Find and return each line containing "Power".
Start of PROVIDED DATA
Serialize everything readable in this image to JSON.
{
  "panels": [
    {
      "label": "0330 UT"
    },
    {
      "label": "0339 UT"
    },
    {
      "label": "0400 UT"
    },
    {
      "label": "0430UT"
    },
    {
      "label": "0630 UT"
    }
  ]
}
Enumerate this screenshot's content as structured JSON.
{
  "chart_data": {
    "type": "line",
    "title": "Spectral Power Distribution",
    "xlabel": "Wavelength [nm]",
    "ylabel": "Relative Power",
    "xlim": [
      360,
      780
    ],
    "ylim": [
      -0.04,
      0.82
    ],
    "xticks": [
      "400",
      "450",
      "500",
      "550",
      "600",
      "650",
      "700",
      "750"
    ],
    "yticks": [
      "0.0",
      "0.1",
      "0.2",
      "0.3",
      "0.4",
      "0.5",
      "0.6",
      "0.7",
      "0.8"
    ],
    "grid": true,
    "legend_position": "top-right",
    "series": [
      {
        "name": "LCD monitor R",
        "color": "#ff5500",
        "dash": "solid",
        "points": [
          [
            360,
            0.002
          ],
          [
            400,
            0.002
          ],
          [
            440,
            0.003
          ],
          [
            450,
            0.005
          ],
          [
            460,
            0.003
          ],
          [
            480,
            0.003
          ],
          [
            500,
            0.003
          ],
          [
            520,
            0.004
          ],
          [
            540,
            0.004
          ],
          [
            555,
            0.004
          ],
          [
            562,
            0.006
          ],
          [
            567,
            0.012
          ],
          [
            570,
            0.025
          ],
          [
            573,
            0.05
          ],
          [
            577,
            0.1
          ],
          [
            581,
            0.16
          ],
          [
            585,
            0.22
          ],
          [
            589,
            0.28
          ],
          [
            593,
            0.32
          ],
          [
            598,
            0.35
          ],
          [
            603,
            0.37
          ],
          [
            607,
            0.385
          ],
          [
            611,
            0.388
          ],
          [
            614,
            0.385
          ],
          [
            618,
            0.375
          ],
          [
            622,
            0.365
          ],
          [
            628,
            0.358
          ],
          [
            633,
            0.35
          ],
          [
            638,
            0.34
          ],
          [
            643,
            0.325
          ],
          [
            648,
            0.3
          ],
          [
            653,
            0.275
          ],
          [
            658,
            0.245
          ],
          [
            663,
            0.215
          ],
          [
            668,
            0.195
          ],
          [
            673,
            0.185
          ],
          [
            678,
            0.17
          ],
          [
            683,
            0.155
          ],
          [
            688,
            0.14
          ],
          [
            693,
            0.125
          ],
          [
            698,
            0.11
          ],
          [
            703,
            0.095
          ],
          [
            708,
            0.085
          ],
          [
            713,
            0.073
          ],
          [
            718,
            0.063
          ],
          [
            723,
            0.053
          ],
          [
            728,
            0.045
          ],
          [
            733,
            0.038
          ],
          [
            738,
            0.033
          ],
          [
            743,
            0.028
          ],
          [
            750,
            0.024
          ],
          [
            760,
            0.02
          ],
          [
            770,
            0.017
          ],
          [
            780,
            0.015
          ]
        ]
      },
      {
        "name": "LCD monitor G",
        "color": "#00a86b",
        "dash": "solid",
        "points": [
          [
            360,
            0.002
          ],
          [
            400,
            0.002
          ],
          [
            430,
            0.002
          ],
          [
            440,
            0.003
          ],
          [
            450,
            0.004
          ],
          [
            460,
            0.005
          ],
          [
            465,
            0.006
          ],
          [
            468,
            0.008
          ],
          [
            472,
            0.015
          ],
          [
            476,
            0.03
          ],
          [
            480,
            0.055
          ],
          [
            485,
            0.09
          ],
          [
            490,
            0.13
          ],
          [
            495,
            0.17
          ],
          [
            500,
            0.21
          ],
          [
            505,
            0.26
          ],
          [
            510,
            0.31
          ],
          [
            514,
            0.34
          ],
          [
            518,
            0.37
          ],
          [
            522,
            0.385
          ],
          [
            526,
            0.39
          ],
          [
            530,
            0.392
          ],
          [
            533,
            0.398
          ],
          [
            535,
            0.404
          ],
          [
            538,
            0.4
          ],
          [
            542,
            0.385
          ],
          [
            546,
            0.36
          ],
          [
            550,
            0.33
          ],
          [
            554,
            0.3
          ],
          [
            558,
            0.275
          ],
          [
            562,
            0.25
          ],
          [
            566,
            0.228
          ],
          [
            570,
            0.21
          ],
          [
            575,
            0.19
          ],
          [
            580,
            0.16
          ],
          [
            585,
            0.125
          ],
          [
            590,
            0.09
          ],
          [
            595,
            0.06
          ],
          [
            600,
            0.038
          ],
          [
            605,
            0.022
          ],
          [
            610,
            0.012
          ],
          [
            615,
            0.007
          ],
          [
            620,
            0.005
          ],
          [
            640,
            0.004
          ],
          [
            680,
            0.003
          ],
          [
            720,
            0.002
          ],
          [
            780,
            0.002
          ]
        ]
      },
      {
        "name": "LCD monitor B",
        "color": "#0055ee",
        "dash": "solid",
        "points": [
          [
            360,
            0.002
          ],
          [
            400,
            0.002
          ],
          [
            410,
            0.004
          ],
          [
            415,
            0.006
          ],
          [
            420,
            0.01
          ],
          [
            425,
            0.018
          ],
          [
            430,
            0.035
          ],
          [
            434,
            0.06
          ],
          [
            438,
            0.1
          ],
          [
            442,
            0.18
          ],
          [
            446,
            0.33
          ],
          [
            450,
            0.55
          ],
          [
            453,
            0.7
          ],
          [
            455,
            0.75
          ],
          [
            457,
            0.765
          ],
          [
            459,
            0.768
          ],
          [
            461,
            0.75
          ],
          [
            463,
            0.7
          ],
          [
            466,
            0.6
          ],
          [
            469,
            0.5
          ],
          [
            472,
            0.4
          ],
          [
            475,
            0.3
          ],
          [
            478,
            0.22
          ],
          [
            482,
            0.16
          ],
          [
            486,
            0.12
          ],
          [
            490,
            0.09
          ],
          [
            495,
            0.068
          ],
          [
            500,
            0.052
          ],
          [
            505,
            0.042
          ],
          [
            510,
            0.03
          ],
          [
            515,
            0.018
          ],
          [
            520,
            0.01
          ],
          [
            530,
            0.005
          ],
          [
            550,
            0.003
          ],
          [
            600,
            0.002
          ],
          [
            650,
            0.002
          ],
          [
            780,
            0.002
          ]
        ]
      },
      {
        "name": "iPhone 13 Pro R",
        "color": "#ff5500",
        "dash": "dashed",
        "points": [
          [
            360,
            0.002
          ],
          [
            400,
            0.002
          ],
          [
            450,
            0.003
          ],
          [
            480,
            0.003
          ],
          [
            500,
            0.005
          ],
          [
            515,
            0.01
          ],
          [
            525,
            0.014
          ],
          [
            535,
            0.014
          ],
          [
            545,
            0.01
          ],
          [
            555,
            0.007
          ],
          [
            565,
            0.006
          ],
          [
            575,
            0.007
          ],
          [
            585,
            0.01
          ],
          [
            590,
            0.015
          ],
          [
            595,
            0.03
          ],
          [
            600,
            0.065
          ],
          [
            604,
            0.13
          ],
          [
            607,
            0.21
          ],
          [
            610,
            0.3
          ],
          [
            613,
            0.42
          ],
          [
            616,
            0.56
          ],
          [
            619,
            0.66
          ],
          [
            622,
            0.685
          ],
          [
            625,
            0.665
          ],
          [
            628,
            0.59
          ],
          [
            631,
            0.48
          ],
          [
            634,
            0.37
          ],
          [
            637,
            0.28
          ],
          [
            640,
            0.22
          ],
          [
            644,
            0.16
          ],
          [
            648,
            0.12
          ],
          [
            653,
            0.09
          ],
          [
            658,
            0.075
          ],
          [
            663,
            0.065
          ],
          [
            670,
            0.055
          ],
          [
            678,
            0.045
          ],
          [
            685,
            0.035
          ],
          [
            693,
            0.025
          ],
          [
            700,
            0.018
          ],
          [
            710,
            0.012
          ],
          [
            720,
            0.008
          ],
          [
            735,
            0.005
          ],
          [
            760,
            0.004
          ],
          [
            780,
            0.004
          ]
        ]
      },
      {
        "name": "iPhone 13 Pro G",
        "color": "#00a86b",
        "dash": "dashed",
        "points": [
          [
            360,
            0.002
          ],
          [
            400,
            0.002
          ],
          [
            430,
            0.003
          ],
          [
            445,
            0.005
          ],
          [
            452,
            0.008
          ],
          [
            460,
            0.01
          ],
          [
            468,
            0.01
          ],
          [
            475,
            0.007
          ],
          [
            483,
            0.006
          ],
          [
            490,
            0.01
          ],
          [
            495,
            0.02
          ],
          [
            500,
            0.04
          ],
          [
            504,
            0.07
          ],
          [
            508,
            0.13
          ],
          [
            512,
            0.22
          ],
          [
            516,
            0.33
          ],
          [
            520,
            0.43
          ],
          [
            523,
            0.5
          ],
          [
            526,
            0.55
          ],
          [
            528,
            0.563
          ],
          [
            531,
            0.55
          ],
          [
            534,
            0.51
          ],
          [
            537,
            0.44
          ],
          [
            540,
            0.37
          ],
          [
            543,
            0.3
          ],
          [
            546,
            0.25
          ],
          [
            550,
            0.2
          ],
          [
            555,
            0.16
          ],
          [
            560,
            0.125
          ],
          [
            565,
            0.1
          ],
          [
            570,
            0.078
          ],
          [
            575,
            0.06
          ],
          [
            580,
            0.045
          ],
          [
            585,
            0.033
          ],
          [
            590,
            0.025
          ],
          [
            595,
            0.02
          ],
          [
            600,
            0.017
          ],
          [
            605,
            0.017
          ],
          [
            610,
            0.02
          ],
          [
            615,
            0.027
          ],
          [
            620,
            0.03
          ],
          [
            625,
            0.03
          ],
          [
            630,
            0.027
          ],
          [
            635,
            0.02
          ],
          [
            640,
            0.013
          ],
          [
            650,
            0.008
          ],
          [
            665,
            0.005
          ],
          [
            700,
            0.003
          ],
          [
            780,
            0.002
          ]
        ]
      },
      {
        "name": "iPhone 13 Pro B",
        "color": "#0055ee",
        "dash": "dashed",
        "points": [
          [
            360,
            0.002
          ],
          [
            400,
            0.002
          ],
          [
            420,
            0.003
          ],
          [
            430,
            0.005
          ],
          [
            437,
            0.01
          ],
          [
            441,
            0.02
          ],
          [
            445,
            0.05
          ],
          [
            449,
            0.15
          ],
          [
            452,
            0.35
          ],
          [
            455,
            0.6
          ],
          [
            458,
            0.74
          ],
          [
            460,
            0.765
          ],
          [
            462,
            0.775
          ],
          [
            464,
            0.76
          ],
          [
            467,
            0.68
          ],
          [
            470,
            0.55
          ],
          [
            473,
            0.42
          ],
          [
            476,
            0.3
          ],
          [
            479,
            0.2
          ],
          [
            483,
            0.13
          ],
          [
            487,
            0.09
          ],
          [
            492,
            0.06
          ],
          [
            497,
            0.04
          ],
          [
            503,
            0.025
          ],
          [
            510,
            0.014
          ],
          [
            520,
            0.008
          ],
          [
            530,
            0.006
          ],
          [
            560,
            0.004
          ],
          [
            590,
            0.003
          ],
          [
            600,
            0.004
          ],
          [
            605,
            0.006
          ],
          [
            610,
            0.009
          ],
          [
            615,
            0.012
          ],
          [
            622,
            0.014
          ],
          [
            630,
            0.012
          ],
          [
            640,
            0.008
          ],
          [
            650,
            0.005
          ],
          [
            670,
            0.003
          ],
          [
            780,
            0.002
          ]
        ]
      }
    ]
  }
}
End of PROVIDED DATA
TASK ANSWER:
    "title": "Spectral Power Distribution",
    "ylabel": "Relative Power",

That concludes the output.